====== RECORDS FOR THE EXERCISE ======

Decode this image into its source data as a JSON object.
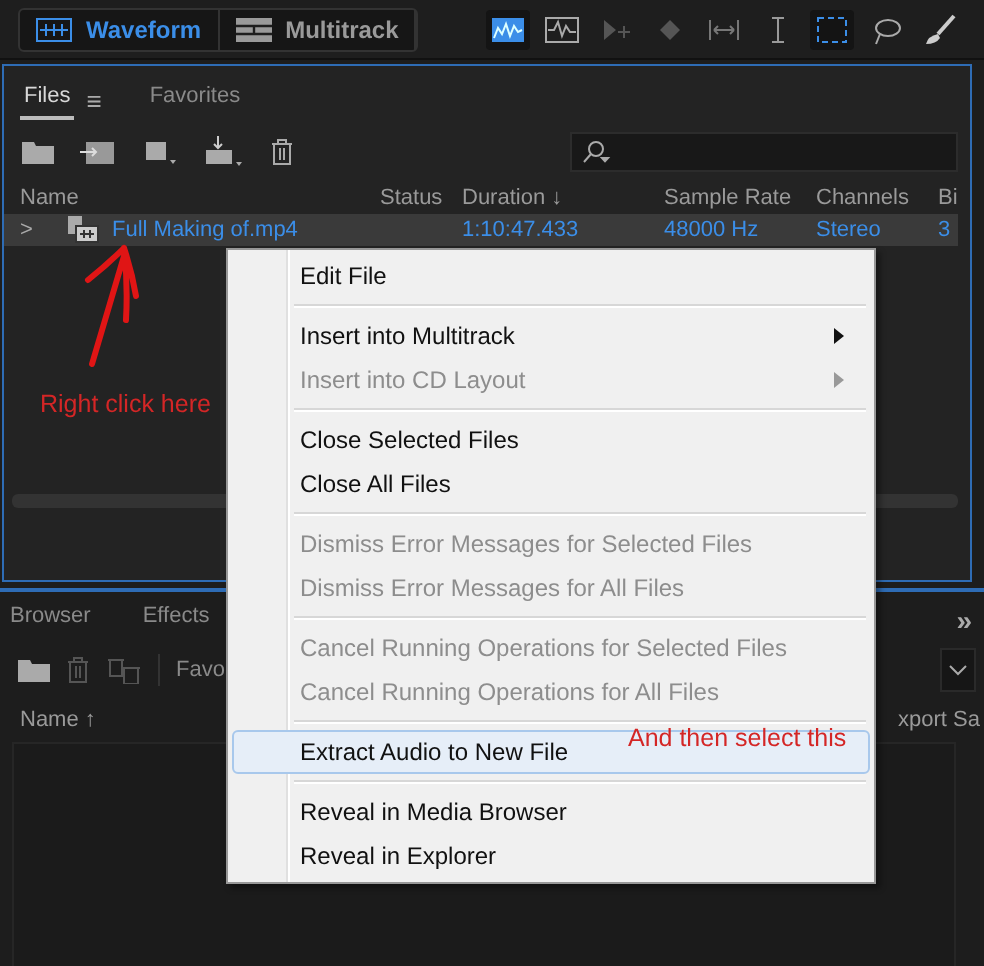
{
  "toolbar": {
    "modes": [
      {
        "label": "Waveform",
        "selected": true
      },
      {
        "label": "Multitrack",
        "selected": false
      }
    ],
    "tools": [
      {
        "kind": "spectral",
        "selected": true
      },
      {
        "kind": "waveform",
        "selected": false
      },
      {
        "kind": "move",
        "selected": false
      },
      {
        "kind": "razor",
        "selected": false
      },
      {
        "kind": "time",
        "selected": false
      },
      {
        "kind": "ibeam",
        "selected": false
      },
      {
        "kind": "marquee",
        "selected": true
      },
      {
        "kind": "lasso",
        "selected": false
      },
      {
        "kind": "brush",
        "selected": false
      }
    ]
  },
  "files_panel": {
    "tabs": [
      {
        "label": "Files",
        "selected": true,
        "menu_icon": "≡"
      },
      {
        "label": "Favorites",
        "selected": false
      }
    ],
    "columns": [
      "Name",
      "Status",
      "Duration ↓",
      "Sample Rate",
      "Channels",
      "Bi"
    ],
    "rows": [
      {
        "expander": ">",
        "name": "Full Making of.mp4",
        "duration": "1:10:47.433",
        "sample_rate": "48000 Hz",
        "channels": "Stereo",
        "column_6": "3",
        "selected": true
      }
    ]
  },
  "bottom_panel": {
    "tabs": [
      {
        "label": "Browser",
        "selected": false
      },
      {
        "label": "Effects",
        "selected": false
      }
    ],
    "more": "»",
    "favorites_dropdown": "Favo",
    "columns": [
      "Name ↑",
      "xport Sa"
    ]
  },
  "context_menu": {
    "groups": [
      [
        {
          "label": "Edit File",
          "disabled": false,
          "submenu": false,
          "selected": false
        }
      ],
      [
        {
          "label": "Insert into Multitrack",
          "disabled": false,
          "submenu": true,
          "selected": false
        },
        {
          "label": "Insert into CD Layout",
          "disabled": true,
          "submenu": true,
          "selected": false
        }
      ],
      [
        {
          "label": "Close Selected Files",
          "disabled": false,
          "submenu": false,
          "selected": false
        },
        {
          "label": "Close All Files",
          "disabled": false,
          "submenu": false,
          "selected": false
        }
      ],
      [
        {
          "label": "Dismiss Error Messages for Selected Files",
          "disabled": true,
          "submenu": false,
          "selected": false
        },
        {
          "label": "Dismiss Error Messages for All Files",
          "disabled": true,
          "submenu": false,
          "selected": false
        }
      ],
      [
        {
          "label": "Cancel Running Operations for Selected Files",
          "disabled": true,
          "submenu": false,
          "selected": false
        },
        {
          "label": "Cancel Running Operations for All Files",
          "disabled": true,
          "submenu": false,
          "selected": false
        }
      ],
      [
        {
          "label": "Extract Audio to New File",
          "disabled": false,
          "submenu": false,
          "selected": true
        }
      ],
      [
        {
          "label": "Reveal in Media Browser",
          "disabled": false,
          "submenu": false,
          "selected": false
        },
        {
          "label": "Reveal in Explorer",
          "disabled": false,
          "submenu": false,
          "selected": false
        }
      ]
    ]
  },
  "annotations": [
    "Right click here",
    "And then select this"
  ]
}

======

DIRECTIVE: Every line of the material is to be quoted exactly, with no pictures carried over.

CORRECT RESULT:
Decode this image into its source data as a JSON object.
{
  "toolbar": {
    "modes": [
      {
        "label": "Waveform",
        "selected": true
      },
      {
        "label": "Multitrack",
        "selected": false
      }
    ],
    "tools": [
      {
        "kind": "spectral",
        "selected": true
      },
      {
        "kind": "waveform",
        "selected": false
      },
      {
        "kind": "move",
        "selected": false
      },
      {
        "kind": "razor",
        "selected": false
      },
      {
        "kind": "time",
        "selected": false
      },
      {
        "kind": "ibeam",
        "selected": false
      },
      {
        "kind": "marquee",
        "selected": true
      },
      {
        "kind": "lasso",
        "selected": false
      },
      {
        "kind": "brush",
        "selected": false
      }
    ]
  },
  "files_panel": {
    "tabs": [
      {
        "label": "Files",
        "selected": true,
        "menu_icon": "≡"
      },
      {
        "label": "Favorites",
        "selected": false
      }
    ],
    "columns": [
      "Name",
      "Status",
      "Duration ↓",
      "Sample Rate",
      "Channels",
      "Bi"
    ],
    "rows": [
      {
        "expander": ">",
        "name": "Full Making of.mp4",
        "duration": "1:10:47.433",
        "sample_rate": "48000 Hz",
        "channels": "Stereo",
        "column_6": "3",
        "selected": true
      }
    ]
  },
  "bottom_panel": {
    "tabs": [
      {
        "label": "Browser",
        "selected": false
      },
      {
        "label": "Effects",
        "selected": false
      }
    ],
    "more": "»",
    "favorites_dropdown": "Favo",
    "columns": [
      "Name ↑",
      "xport Sa"
    ]
  },
  "context_menu": {
    "groups": [
      [
        {
          "label": "Edit File",
          "disabled": false,
          "submenu": false,
          "selected": false
        }
      ],
      [
        {
          "label": "Insert into Multitrack",
          "disabled": false,
          "submenu": true,
          "selected": false
        },
        {
          "label": "Insert into CD Layout",
          "disabled": true,
          "submenu": true,
          "selected": false
        }
      ],
      [
        {
          "label": "Close Selected Files",
          "disabled": false,
          "submenu": false,
          "selected": false
        },
        {
          "label": "Close All Files",
          "disabled": false,
          "submenu": false,
          "selected": false
        }
      ],
      [
        {
          "label": "Dismiss Error Messages for Selected Files",
          "disabled": true,
          "submenu": false,
          "selected": false
        },
        {
          "label": "Dismiss Error Messages for All Files",
          "disabled": true,
          "submenu": false,
          "selected": false
        }
      ],
      [
        {
          "label": "Cancel Running Operations for Selected Files",
          "disabled": true,
          "submenu": false,
          "selected": false
        },
        {
          "label": "Cancel Running Operations for All Files",
          "disabled": true,
          "submenu": false,
          "selected": false
        }
      ],
      [
        {
          "label": "Extract Audio to New File",
          "disabled": false,
          "submenu": false,
          "selected": true
        }
      ],
      [
        {
          "label": "Reveal in Media Browser",
          "disabled": false,
          "submenu": false,
          "selected": false
        },
        {
          "label": "Reveal in Explorer",
          "disabled": false,
          "submenu": false,
          "selected": false
        }
      ]
    ]
  },
  "annotations": [
    "Right click here",
    "And then select this"
  ]
}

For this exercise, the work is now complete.